Requirement
Would you repeat the listing exactly but omit every picture?
═════ Given records
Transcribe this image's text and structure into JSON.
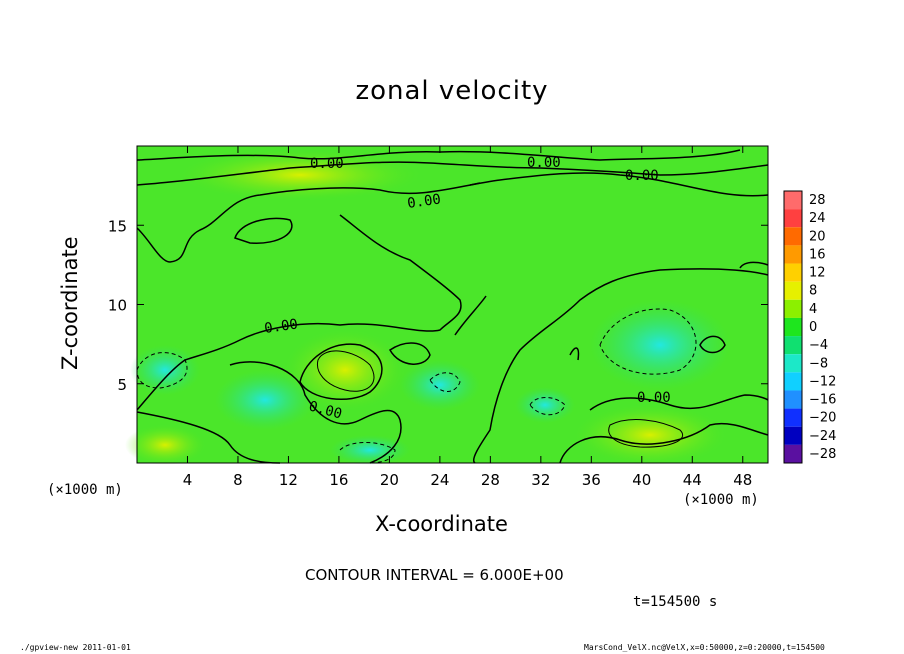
{
  "chart_data": {
    "type": "contour",
    "title": "zonal velocity",
    "xlabel": "X-coordinate",
    "ylabel": "Z-coordinate",
    "x_unit_left": "(×1000 m)",
    "x_unit_right": "(×1000 m)",
    "xlim": [
      0,
      50
    ],
    "ylim": [
      0,
      20
    ],
    "x_ticks": [
      "4",
      "8",
      "12",
      "16",
      "20",
      "24",
      "28",
      "32",
      "36",
      "40",
      "44",
      "48"
    ],
    "y_ticks": [
      "5",
      "10",
      "15"
    ],
    "contour_labels": [
      "0.00",
      "0.00",
      "0.00",
      "0.00",
      "0.00",
      "0.00",
      "0.00"
    ],
    "colorbar": {
      "levels": [
        "28",
        "24",
        "20",
        "16",
        "12",
        "8",
        "4",
        "0",
        "-4",
        "-8",
        "-12",
        "-16",
        "-20",
        "-24",
        "-28"
      ],
      "colors": [
        "#ff6b6b",
        "#ff4040",
        "#ff6a00",
        "#ff9a00",
        "#ffd000",
        "#e6f000",
        "#8cf000",
        "#1ee61e",
        "#10e070",
        "#1ce8c8",
        "#10d0ff",
        "#2090ff",
        "#1030ff",
        "#0000c0",
        "#5a10a0"
      ]
    },
    "contour_interval_text": "CONTOUR INTERVAL = 6.000E+00",
    "time_text": "t=154500 s",
    "footer_left": "./gpview-new   2011-01-01",
    "footer_right": "MarsCond_VelX.nc@VelX,x=0:50000,z=0:20000,t=154500"
  }
}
══════════
Result of the exercise
Transcribe this image's text and structure into JSON.
{
  "chart_data": {
    "type": "contour",
    "title": "zonal velocity",
    "xlabel": "X-coordinate",
    "ylabel": "Z-coordinate",
    "x_unit_left": "(×1000 m)",
    "x_unit_right": "(×1000 m)",
    "xlim": [
      0,
      50
    ],
    "ylim": [
      0,
      20
    ],
    "x_ticks": [
      "4",
      "8",
      "12",
      "16",
      "20",
      "24",
      "28",
      "32",
      "36",
      "40",
      "44",
      "48"
    ],
    "y_ticks": [
      "5",
      "10",
      "15"
    ],
    "contour_labels": [
      "0.00",
      "0.00",
      "0.00",
      "0.00",
      "0.00",
      "0.00",
      "0.00"
    ],
    "colorbar": {
      "levels": [
        "28",
        "24",
        "20",
        "16",
        "12",
        "8",
        "4",
        "0",
        "-4",
        "-8",
        "-12",
        "-16",
        "-20",
        "-24",
        "-28"
      ],
      "colors": [
        "#ff6b6b",
        "#ff4040",
        "#ff6a00",
        "#ff9a00",
        "#ffd000",
        "#e6f000",
        "#8cf000",
        "#1ee61e",
        "#10e070",
        "#1ce8c8",
        "#10d0ff",
        "#2090ff",
        "#1030ff",
        "#0000c0",
        "#5a10a0"
      ]
    },
    "contour_interval_text": "CONTOUR INTERVAL = 6.000E+00",
    "time_text": "t=154500 s",
    "footer_left": "./gpview-new   2011-01-01",
    "footer_right": "MarsCond_VelX.nc@VelX,x=0:50000,z=0:20000,t=154500"
  }
}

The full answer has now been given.